Print the entries that appear below, exactly as written and without their pictures.

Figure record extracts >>
========================================

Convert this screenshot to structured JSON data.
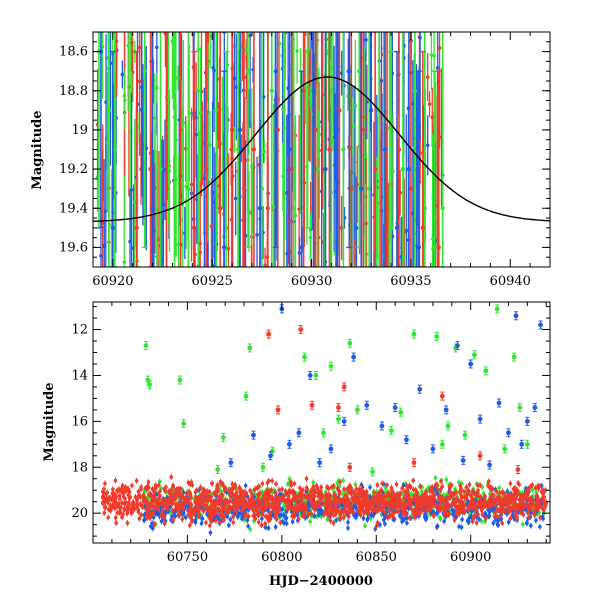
{
  "colors": {
    "green": "#33e633",
    "red": "#f23b2c",
    "blue": "#1f5ce6",
    "model": "#000000"
  },
  "chart_data": [
    {
      "type": "scatter",
      "panel": "top",
      "title": "",
      "xlabel": "",
      "ylabel": "Magnitude",
      "xlim": [
        60919,
        60942
      ],
      "ylim": [
        19.7,
        18.5
      ],
      "y_inverted": true,
      "xticks": [
        "60920",
        "60925",
        "60930",
        "60935",
        "60940"
      ],
      "yticks": [
        "18.6",
        "18.8",
        "19",
        "19.2",
        "19.4",
        "19.6"
      ],
      "x_tick_values": [
        60920,
        60925,
        60930,
        60935,
        60940
      ],
      "y_tick_values": [
        18.6,
        18.8,
        19.0,
        19.2,
        19.4,
        19.6
      ],
      "model_curve": {
        "type": "line",
        "peak_x": 60930.8,
        "peak_mag": 18.73,
        "baseline_mag": 19.47,
        "width_days": 3.6
      },
      "series": [
        {
          "color": "green",
          "x": [
            60919.3,
            60919.8,
            60920.1,
            60921.6,
            60922.4,
            60923.1,
            60923.8,
            60924.3,
            60925.2,
            60925.7,
            60926.3,
            60926.8,
            60927.5,
            60928.0,
            60928.6,
            60929.1,
            60929.8,
            60930.3,
            60931.0,
            60931.6,
            60932.4,
            60932.9,
            60933.4,
            60934.0,
            60934.6,
            60935.2,
            60935.7,
            60936.2,
            60936.6
          ],
          "y": [
            18.6,
            18.9,
            19.1,
            18.7,
            19.2,
            19.4,
            19.3,
            18.8,
            18.9,
            19.5,
            19.1,
            18.7,
            19.3,
            18.8,
            18.9,
            19.4,
            18.6,
            19.2,
            18.8,
            19.1,
            18.7,
            19.3,
            18.9,
            19.5,
            19.2,
            18.8,
            19.4,
            19.6,
            19.4
          ]
        },
        {
          "color": "red",
          "x": [
            60921.2,
            60921.9,
            60922.7,
            60923.4,
            60924.1,
            60924.7,
            60925.4,
            60926.0,
            60926.6,
            60927.1,
            60927.8,
            60928.3,
            60929.0,
            60929.6,
            60930.2,
            60930.9,
            60931.4,
            60932.0,
            60932.6,
            60933.2,
            60933.8,
            60934.4,
            60935.0,
            60935.6,
            60936.4
          ],
          "y": [
            19.5,
            19.2,
            19.3,
            19.0,
            19.5,
            19.2,
            19.4,
            19.0,
            19.3,
            19.1,
            19.4,
            19.0,
            19.2,
            18.8,
            19.0,
            19.1,
            18.9,
            19.3,
            19.0,
            19.2,
            19.4,
            19.1,
            19.3,
            19.5,
            19.6
          ]
        },
        {
          "color": "blue",
          "x": [
            60919.4,
            60920.0,
            60922.0,
            60925.6,
            60926.4,
            60927.4,
            60928.2,
            60928.9,
            60929.5,
            60930.1,
            60930.7,
            60931.3,
            60931.9,
            60932.5,
            60933.0,
            60933.7,
            60934.3,
            60934.9,
            60935.4
          ],
          "y": [
            18.6,
            19.5,
            19.4,
            19.6,
            19.0,
            19.4,
            18.7,
            19.1,
            19.6,
            18.8,
            19.2,
            19.0,
            18.7,
            19.3,
            18.9,
            19.1,
            19.5,
            19.2,
            19.6
          ]
        }
      ]
    },
    {
      "type": "scatter",
      "panel": "bottom",
      "title": "",
      "xlabel": "HJD−2400000",
      "ylabel": "Magnitude",
      "xlim": [
        60700,
        60942
      ],
      "ylim": [
        21.3,
        10.8
      ],
      "y_inverted": true,
      "xticks": [
        "60750",
        "60800",
        "60850",
        "60900"
      ],
      "yticks": [
        "12",
        "14",
        "16",
        "18",
        "20"
      ],
      "x_tick_values": [
        60750,
        60800,
        60850,
        60900
      ],
      "y_tick_values": [
        12,
        14,
        16,
        18,
        20
      ],
      "baseline_band": {
        "x_range": [
          60705,
          60940
        ],
        "mag_center": 19.5,
        "mag_spread": 1.3,
        "note": "dense cloud of thousands of points in all three colors"
      },
      "outliers": [
        {
          "color": "green",
          "x": [
            60728,
            60729,
            60730,
            60746,
            60748,
            60766,
            60769,
            60781,
            60783,
            60790,
            60795,
            60812,
            60818,
            60822,
            60826,
            60830,
            60836,
            60840,
            60848,
            60858,
            60863,
            60870,
            60882,
            60885,
            60888,
            60892,
            60897,
            60902,
            60908,
            60914,
            60918,
            60923,
            60926,
            60930
          ],
          "y": [
            12.7,
            14.2,
            14.4,
            14.2,
            16.1,
            18.1,
            16.7,
            14.9,
            12.8,
            18.0,
            17.3,
            13.2,
            14.0,
            16.5,
            13.6,
            15.9,
            12.6,
            15.5,
            18.2,
            16.4,
            15.6,
            12.2,
            12.3,
            17.0,
            16.2,
            12.8,
            16.6,
            13.1,
            13.8,
            11.1,
            17.2,
            13.2,
            15.4,
            17.0
          ]
        },
        {
          "color": "red",
          "x": [
            60793,
            60798,
            60810,
            60816,
            60830,
            60833,
            60836,
            60842,
            60870,
            60885,
            60905,
            60925
          ],
          "y": [
            12.2,
            15.5,
            12.0,
            15.3,
            15.4,
            14.5,
            18.0,
            19.0,
            17.8,
            14.9,
            17.5,
            18.1
          ]
        },
        {
          "color": "blue",
          "x": [
            60773,
            60785,
            60794,
            60800,
            60804,
            60809,
            60815,
            60820,
            60826,
            60833,
            60838,
            60845,
            60853,
            60860,
            60866,
            60873,
            60880,
            60887,
            60893,
            60896,
            60900,
            60905,
            60910,
            60915,
            60920,
            60924,
            60927,
            60930,
            60934,
            60937
          ],
          "y": [
            17.8,
            16.6,
            17.5,
            11.1,
            17.0,
            16.5,
            14.0,
            17.8,
            17.2,
            16.0,
            13.2,
            15.3,
            16.2,
            15.4,
            16.8,
            14.6,
            17.2,
            15.5,
            12.7,
            17.7,
            13.5,
            15.9,
            17.9,
            15.2,
            16.5,
            11.4,
            17.0,
            16.0,
            15.4,
            11.8
          ]
        }
      ]
    }
  ]
}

========================================

Written solution >>
Convert this screenshot to structured JSON data.
{
  "colors": {
    "green": "#33e633",
    "red": "#f23b2c",
    "blue": "#1f5ce6",
    "model": "#000000"
  },
  "chart_data": [
    {
      "type": "scatter",
      "panel": "top",
      "title": "",
      "xlabel": "",
      "ylabel": "Magnitude",
      "xlim": [
        60919,
        60942
      ],
      "ylim": [
        19.7,
        18.5
      ],
      "y_inverted": true,
      "xticks": [
        "60920",
        "60925",
        "60930",
        "60935",
        "60940"
      ],
      "yticks": [
        "18.6",
        "18.8",
        "19",
        "19.2",
        "19.4",
        "19.6"
      ],
      "x_tick_values": [
        60920,
        60925,
        60930,
        60935,
        60940
      ],
      "y_tick_values": [
        18.6,
        18.8,
        19.0,
        19.2,
        19.4,
        19.6
      ],
      "model_curve": {
        "type": "line",
        "peak_x": 60930.8,
        "peak_mag": 18.73,
        "baseline_mag": 19.47,
        "width_days": 3.6
      },
      "series": [
        {
          "color": "green",
          "x": [
            60919.3,
            60919.8,
            60920.1,
            60921.6,
            60922.4,
            60923.1,
            60923.8,
            60924.3,
            60925.2,
            60925.7,
            60926.3,
            60926.8,
            60927.5,
            60928.0,
            60928.6,
            60929.1,
            60929.8,
            60930.3,
            60931.0,
            60931.6,
            60932.4,
            60932.9,
            60933.4,
            60934.0,
            60934.6,
            60935.2,
            60935.7,
            60936.2,
            60936.6
          ],
          "y": [
            18.6,
            18.9,
            19.1,
            18.7,
            19.2,
            19.4,
            19.3,
            18.8,
            18.9,
            19.5,
            19.1,
            18.7,
            19.3,
            18.8,
            18.9,
            19.4,
            18.6,
            19.2,
            18.8,
            19.1,
            18.7,
            19.3,
            18.9,
            19.5,
            19.2,
            18.8,
            19.4,
            19.6,
            19.4
          ]
        },
        {
          "color": "red",
          "x": [
            60921.2,
            60921.9,
            60922.7,
            60923.4,
            60924.1,
            60924.7,
            60925.4,
            60926.0,
            60926.6,
            60927.1,
            60927.8,
            60928.3,
            60929.0,
            60929.6,
            60930.2,
            60930.9,
            60931.4,
            60932.0,
            60932.6,
            60933.2,
            60933.8,
            60934.4,
            60935.0,
            60935.6,
            60936.4
          ],
          "y": [
            19.5,
            19.2,
            19.3,
            19.0,
            19.5,
            19.2,
            19.4,
            19.0,
            19.3,
            19.1,
            19.4,
            19.0,
            19.2,
            18.8,
            19.0,
            19.1,
            18.9,
            19.3,
            19.0,
            19.2,
            19.4,
            19.1,
            19.3,
            19.5,
            19.6
          ]
        },
        {
          "color": "blue",
          "x": [
            60919.4,
            60920.0,
            60922.0,
            60925.6,
            60926.4,
            60927.4,
            60928.2,
            60928.9,
            60929.5,
            60930.1,
            60930.7,
            60931.3,
            60931.9,
            60932.5,
            60933.0,
            60933.7,
            60934.3,
            60934.9,
            60935.4
          ],
          "y": [
            18.6,
            19.5,
            19.4,
            19.6,
            19.0,
            19.4,
            18.7,
            19.1,
            19.6,
            18.8,
            19.2,
            19.0,
            18.7,
            19.3,
            18.9,
            19.1,
            19.5,
            19.2,
            19.6
          ]
        }
      ]
    },
    {
      "type": "scatter",
      "panel": "bottom",
      "title": "",
      "xlabel": "HJD−2400000",
      "ylabel": "Magnitude",
      "xlim": [
        60700,
        60942
      ],
      "ylim": [
        21.3,
        10.8
      ],
      "y_inverted": true,
      "xticks": [
        "60750",
        "60800",
        "60850",
        "60900"
      ],
      "yticks": [
        "12",
        "14",
        "16",
        "18",
        "20"
      ],
      "x_tick_values": [
        60750,
        60800,
        60850,
        60900
      ],
      "y_tick_values": [
        12,
        14,
        16,
        18,
        20
      ],
      "baseline_band": {
        "x_range": [
          60705,
          60940
        ],
        "mag_center": 19.5,
        "mag_spread": 1.3,
        "note": "dense cloud of thousands of points in all three colors"
      },
      "outliers": [
        {
          "color": "green",
          "x": [
            60728,
            60729,
            60730,
            60746,
            60748,
            60766,
            60769,
            60781,
            60783,
            60790,
            60795,
            60812,
            60818,
            60822,
            60826,
            60830,
            60836,
            60840,
            60848,
            60858,
            60863,
            60870,
            60882,
            60885,
            60888,
            60892,
            60897,
            60902,
            60908,
            60914,
            60918,
            60923,
            60926,
            60930
          ],
          "y": [
            12.7,
            14.2,
            14.4,
            14.2,
            16.1,
            18.1,
            16.7,
            14.9,
            12.8,
            18.0,
            17.3,
            13.2,
            14.0,
            16.5,
            13.6,
            15.9,
            12.6,
            15.5,
            18.2,
            16.4,
            15.6,
            12.2,
            12.3,
            17.0,
            16.2,
            12.8,
            16.6,
            13.1,
            13.8,
            11.1,
            17.2,
            13.2,
            15.4,
            17.0
          ]
        },
        {
          "color": "red",
          "x": [
            60793,
            60798,
            60810,
            60816,
            60830,
            60833,
            60836,
            60842,
            60870,
            60885,
            60905,
            60925
          ],
          "y": [
            12.2,
            15.5,
            12.0,
            15.3,
            15.4,
            14.5,
            18.0,
            19.0,
            17.8,
            14.9,
            17.5,
            18.1
          ]
        },
        {
          "color": "blue",
          "x": [
            60773,
            60785,
            60794,
            60800,
            60804,
            60809,
            60815,
            60820,
            60826,
            60833,
            60838,
            60845,
            60853,
            60860,
            60866,
            60873,
            60880,
            60887,
            60893,
            60896,
            60900,
            60905,
            60910,
            60915,
            60920,
            60924,
            60927,
            60930,
            60934,
            60937
          ],
          "y": [
            17.8,
            16.6,
            17.5,
            11.1,
            17.0,
            16.5,
            14.0,
            17.8,
            17.2,
            16.0,
            13.2,
            15.3,
            16.2,
            15.4,
            16.8,
            14.6,
            17.2,
            15.5,
            12.7,
            17.7,
            13.5,
            15.9,
            17.9,
            15.2,
            16.5,
            11.4,
            17.0,
            16.0,
            15.4,
            11.8
          ]
        }
      ]
    }
  ]
}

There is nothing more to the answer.